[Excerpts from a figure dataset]
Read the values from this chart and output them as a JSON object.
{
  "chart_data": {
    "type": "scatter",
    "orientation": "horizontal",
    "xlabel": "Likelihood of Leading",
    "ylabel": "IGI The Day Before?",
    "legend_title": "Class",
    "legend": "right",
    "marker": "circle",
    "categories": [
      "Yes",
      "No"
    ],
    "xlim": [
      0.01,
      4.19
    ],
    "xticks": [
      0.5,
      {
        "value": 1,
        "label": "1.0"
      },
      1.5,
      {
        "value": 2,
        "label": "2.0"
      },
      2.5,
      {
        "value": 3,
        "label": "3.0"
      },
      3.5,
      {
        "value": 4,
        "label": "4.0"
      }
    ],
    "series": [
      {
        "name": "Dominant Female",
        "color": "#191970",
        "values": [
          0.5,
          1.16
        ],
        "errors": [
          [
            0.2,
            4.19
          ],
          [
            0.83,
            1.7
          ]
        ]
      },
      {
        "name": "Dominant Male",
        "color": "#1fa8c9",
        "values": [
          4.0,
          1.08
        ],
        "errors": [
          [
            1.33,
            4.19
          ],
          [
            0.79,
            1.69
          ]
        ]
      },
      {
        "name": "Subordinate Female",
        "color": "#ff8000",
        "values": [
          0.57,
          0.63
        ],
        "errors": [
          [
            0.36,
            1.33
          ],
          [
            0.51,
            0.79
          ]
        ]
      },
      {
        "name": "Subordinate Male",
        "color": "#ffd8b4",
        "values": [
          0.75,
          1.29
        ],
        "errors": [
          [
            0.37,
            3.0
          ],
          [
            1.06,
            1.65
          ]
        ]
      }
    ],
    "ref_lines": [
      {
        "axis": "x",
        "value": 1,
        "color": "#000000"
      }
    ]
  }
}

Instructions to follow
In the listing, find all lines with the string "Subordinate" and copy them.

Answer for the task
        "name": "Subordinate Female",
        "name": "Subordinate Male",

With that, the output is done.